**Material:**
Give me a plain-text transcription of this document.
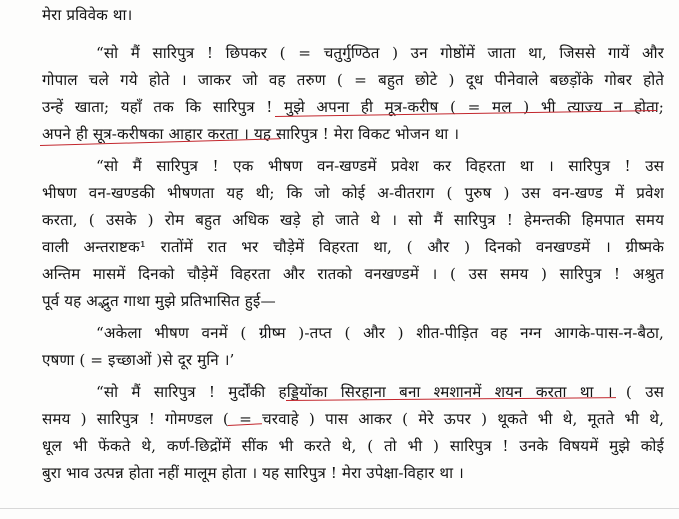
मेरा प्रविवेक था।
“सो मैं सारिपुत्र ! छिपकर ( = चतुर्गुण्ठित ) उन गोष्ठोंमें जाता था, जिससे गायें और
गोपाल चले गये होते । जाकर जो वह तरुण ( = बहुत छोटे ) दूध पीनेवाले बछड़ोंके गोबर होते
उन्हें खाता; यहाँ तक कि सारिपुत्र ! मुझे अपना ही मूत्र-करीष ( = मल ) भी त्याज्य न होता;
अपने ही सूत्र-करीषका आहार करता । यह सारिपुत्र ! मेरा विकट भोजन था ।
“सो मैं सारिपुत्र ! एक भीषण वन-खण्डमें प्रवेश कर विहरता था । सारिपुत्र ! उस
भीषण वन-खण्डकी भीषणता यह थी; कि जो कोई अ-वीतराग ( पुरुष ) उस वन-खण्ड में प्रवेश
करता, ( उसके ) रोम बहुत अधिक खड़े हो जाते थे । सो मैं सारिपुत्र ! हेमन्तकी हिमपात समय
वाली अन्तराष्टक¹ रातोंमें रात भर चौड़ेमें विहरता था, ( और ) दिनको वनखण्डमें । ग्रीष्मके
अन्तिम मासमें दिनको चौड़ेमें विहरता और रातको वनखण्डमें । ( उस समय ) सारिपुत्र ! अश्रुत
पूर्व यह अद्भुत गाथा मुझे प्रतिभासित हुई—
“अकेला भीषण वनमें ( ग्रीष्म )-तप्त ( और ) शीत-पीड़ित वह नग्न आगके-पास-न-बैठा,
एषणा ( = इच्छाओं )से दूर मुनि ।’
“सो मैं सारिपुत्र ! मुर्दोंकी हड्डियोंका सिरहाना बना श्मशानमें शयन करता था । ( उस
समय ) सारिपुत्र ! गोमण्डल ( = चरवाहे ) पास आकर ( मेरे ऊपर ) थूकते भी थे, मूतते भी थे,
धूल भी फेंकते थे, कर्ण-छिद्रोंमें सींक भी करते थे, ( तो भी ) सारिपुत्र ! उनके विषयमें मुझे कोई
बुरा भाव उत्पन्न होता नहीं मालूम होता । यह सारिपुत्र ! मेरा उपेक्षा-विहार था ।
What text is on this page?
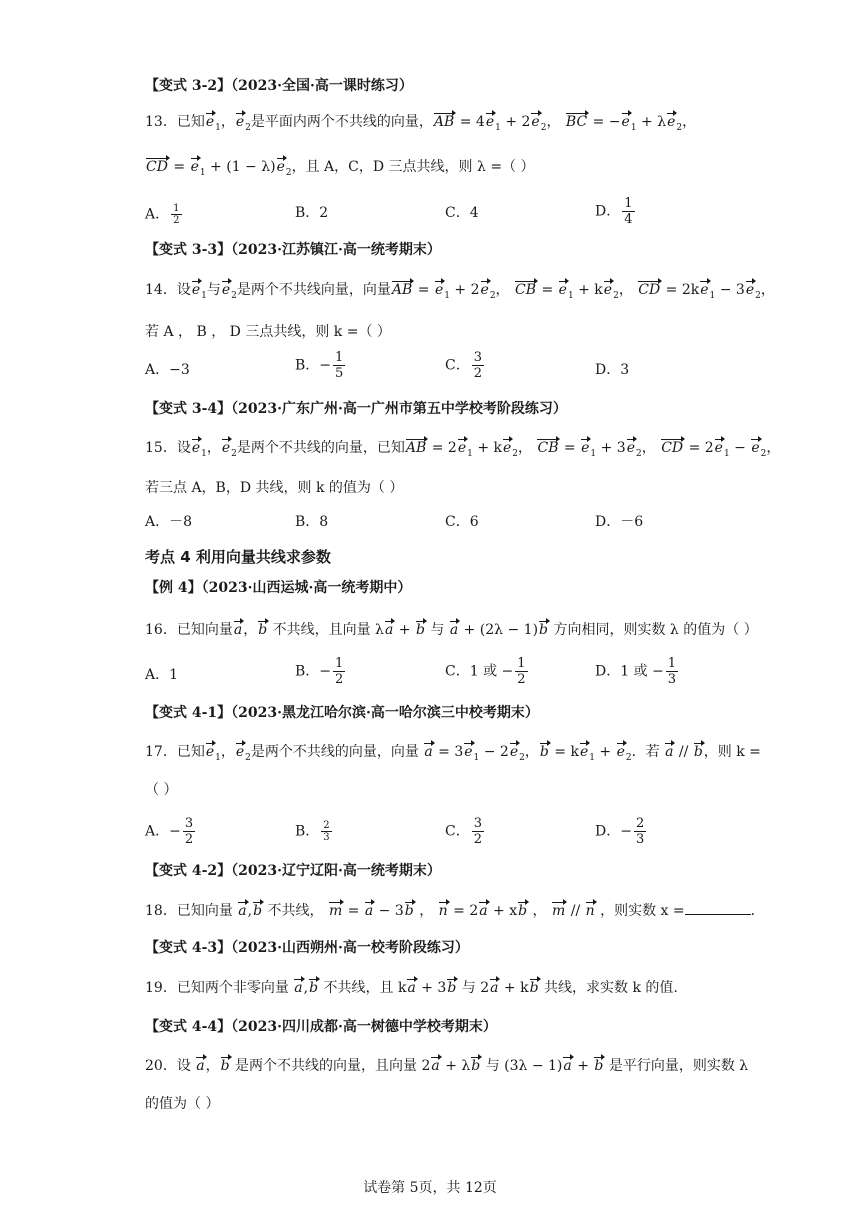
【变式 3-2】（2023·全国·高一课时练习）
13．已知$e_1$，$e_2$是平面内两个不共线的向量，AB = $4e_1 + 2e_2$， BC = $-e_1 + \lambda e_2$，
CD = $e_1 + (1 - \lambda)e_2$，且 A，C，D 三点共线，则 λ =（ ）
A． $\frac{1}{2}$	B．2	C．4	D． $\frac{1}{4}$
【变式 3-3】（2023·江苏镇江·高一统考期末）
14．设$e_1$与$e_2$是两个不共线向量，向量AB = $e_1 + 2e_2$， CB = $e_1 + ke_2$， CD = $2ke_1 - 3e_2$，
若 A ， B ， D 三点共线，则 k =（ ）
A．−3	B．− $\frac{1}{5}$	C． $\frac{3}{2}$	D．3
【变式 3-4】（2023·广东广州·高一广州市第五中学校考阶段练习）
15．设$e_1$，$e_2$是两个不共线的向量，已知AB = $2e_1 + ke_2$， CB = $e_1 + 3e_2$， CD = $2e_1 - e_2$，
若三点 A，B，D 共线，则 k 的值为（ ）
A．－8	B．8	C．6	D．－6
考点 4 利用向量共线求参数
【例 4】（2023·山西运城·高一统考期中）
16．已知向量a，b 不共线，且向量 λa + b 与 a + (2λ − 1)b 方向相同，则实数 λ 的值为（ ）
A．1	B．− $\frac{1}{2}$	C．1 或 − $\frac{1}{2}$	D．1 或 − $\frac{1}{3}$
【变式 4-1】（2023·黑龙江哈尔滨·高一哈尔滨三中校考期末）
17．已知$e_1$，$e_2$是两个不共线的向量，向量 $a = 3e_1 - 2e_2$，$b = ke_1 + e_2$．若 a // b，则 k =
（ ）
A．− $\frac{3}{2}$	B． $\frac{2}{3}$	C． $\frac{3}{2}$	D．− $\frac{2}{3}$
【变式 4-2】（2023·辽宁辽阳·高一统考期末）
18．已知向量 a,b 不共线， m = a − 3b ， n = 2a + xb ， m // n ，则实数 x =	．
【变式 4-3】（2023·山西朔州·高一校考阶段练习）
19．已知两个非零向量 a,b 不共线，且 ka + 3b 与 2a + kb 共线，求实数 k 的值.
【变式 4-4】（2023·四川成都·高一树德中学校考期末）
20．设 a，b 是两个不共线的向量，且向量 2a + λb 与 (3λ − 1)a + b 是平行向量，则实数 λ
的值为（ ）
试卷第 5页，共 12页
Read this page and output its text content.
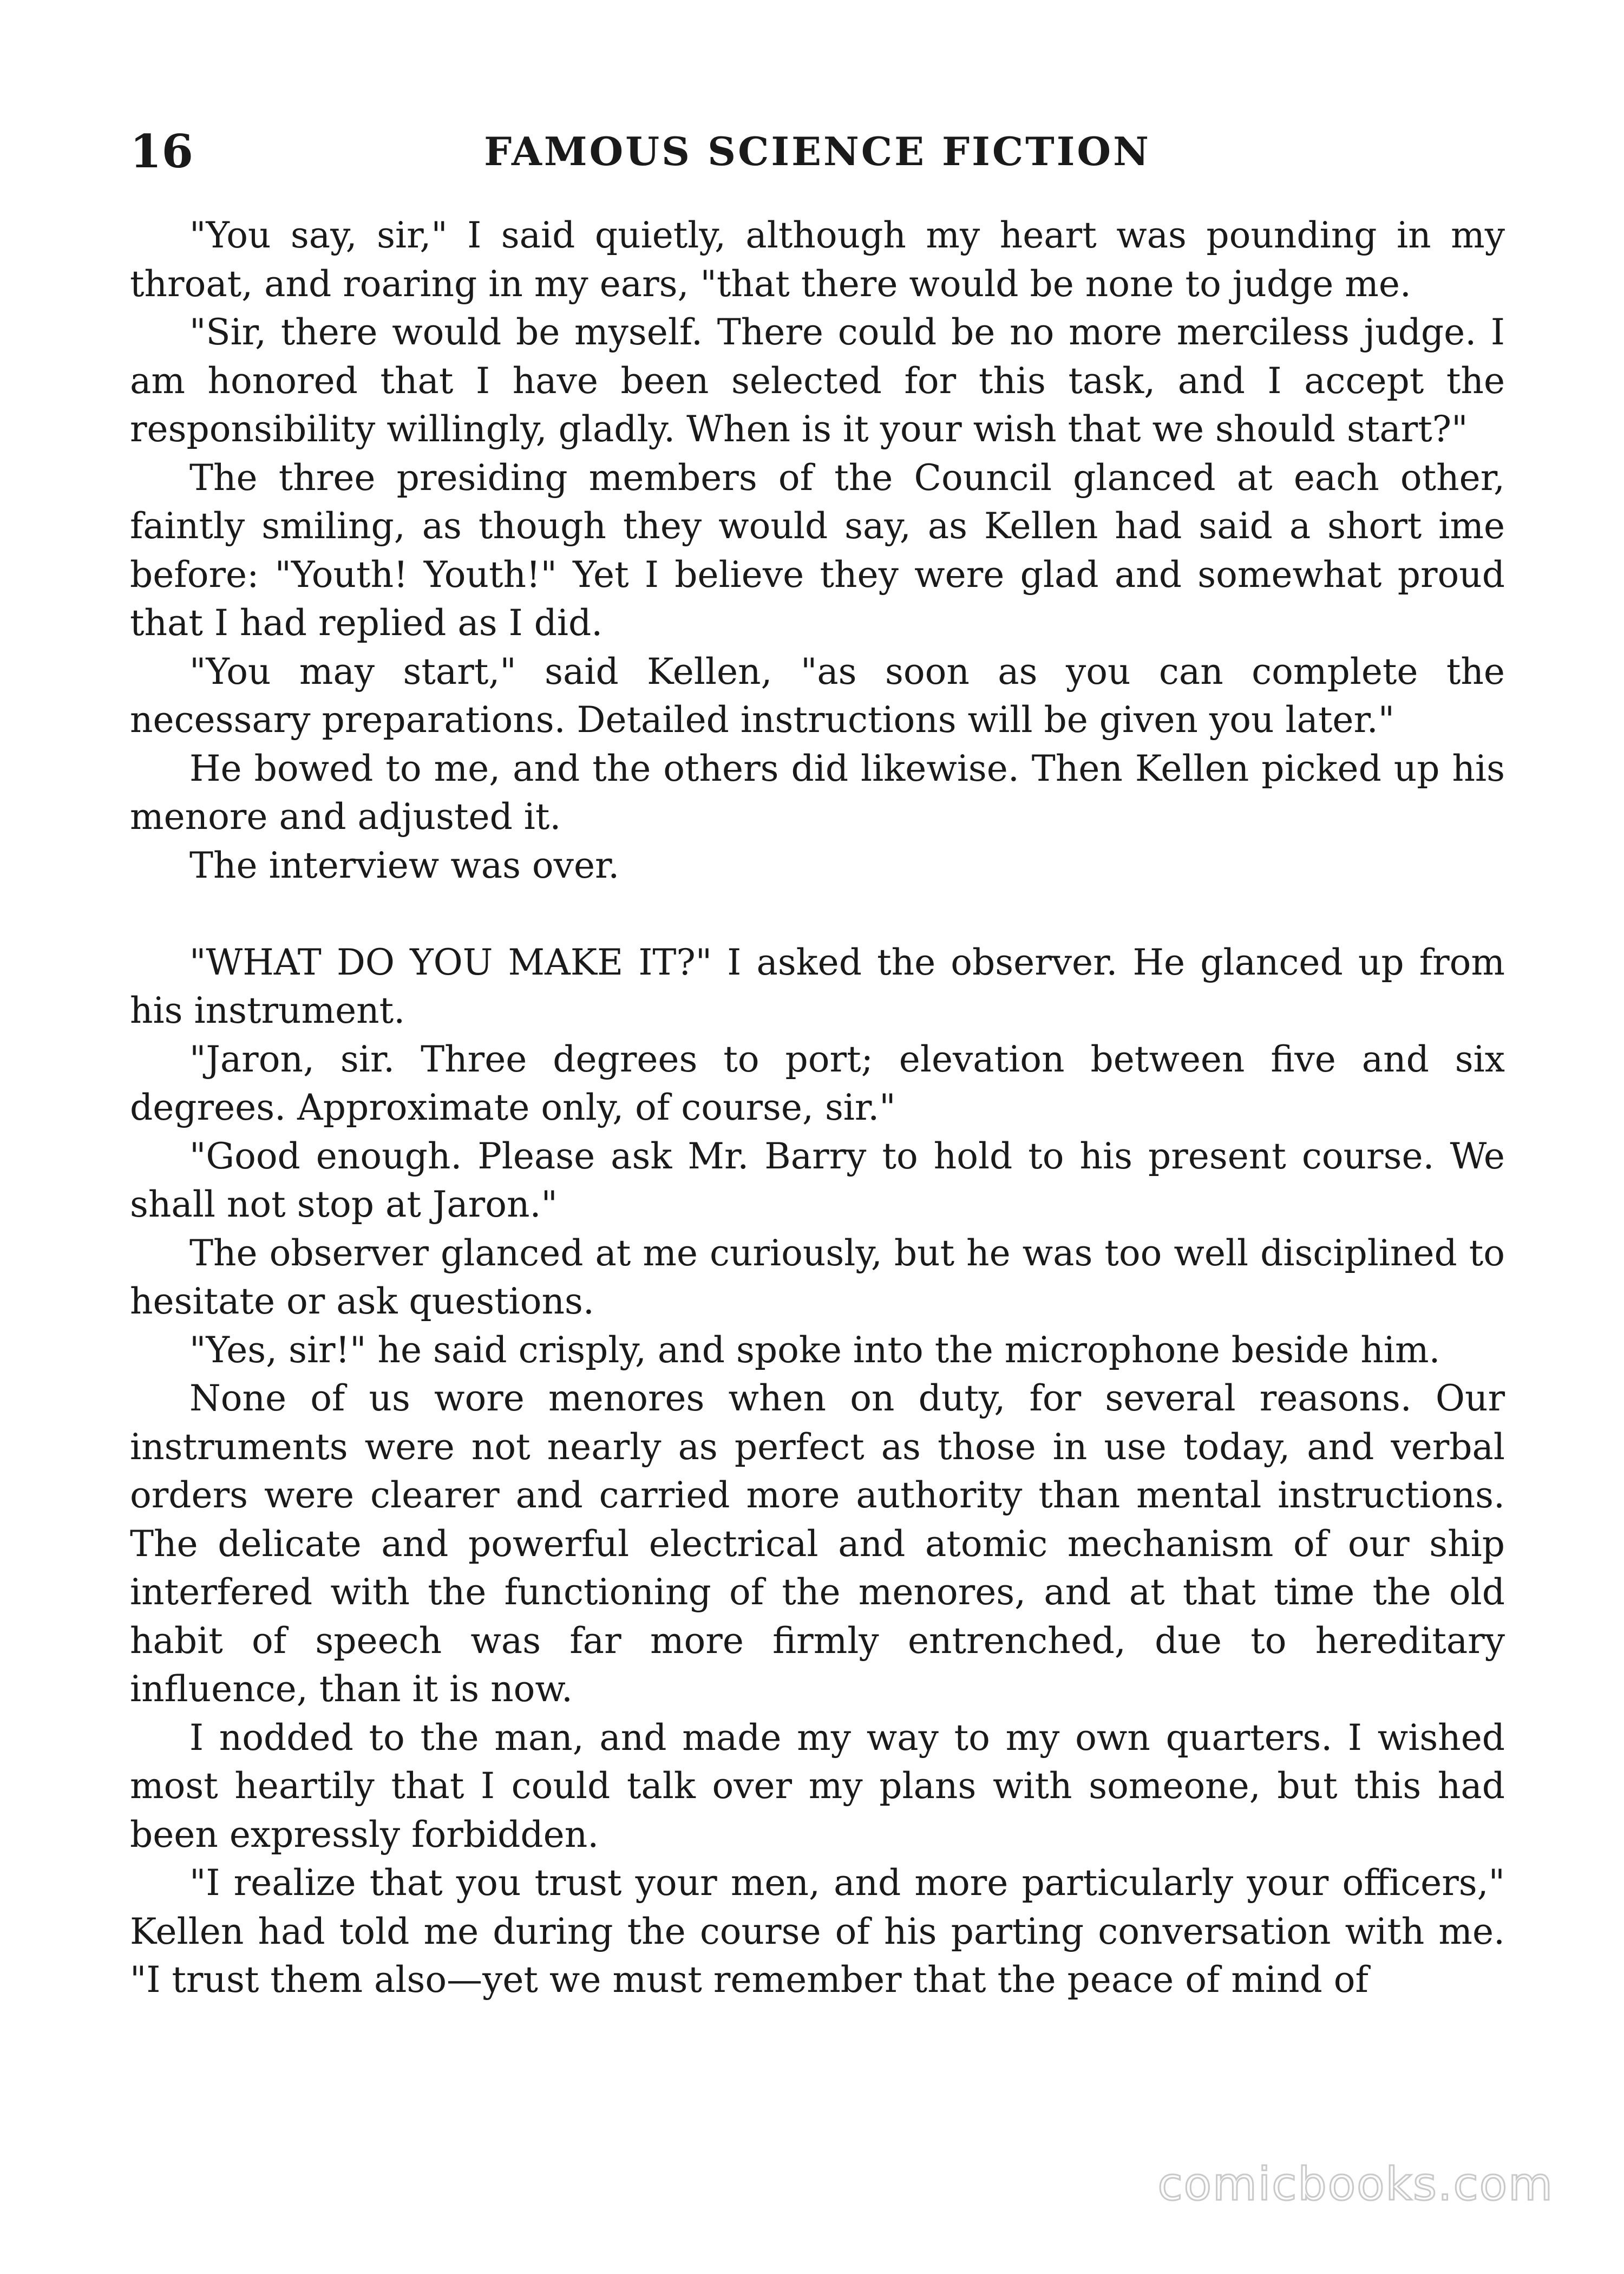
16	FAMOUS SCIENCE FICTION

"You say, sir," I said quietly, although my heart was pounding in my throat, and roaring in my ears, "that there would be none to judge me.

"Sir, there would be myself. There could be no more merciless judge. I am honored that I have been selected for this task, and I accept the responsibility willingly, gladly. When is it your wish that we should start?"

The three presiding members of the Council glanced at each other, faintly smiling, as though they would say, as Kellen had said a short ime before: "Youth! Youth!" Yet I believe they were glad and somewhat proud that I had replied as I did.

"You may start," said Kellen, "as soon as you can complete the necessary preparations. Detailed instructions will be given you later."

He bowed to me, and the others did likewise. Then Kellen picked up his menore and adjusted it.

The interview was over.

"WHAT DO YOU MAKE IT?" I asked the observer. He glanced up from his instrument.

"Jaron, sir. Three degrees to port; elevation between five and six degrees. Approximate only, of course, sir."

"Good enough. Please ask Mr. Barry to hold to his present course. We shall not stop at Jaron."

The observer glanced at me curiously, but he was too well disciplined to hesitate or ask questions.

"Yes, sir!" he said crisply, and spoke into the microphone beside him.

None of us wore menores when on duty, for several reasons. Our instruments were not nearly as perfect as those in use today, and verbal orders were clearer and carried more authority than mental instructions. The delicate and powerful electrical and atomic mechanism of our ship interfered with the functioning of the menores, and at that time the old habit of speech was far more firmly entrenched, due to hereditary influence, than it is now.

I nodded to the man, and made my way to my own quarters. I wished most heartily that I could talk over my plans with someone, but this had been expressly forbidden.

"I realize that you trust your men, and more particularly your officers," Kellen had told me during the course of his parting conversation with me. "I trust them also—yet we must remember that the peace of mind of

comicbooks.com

**Your instructions:** Gather up every line from the listing above in which the word "Jaron" occurs.

**Full solution:**
"Jaron, sir. Three degrees to port; elevation between five and six degrees. Approximate only, of course, sir."
"Good enough. Please ask Mr. Barry to hold to his present course. We shall not stop at Jaron."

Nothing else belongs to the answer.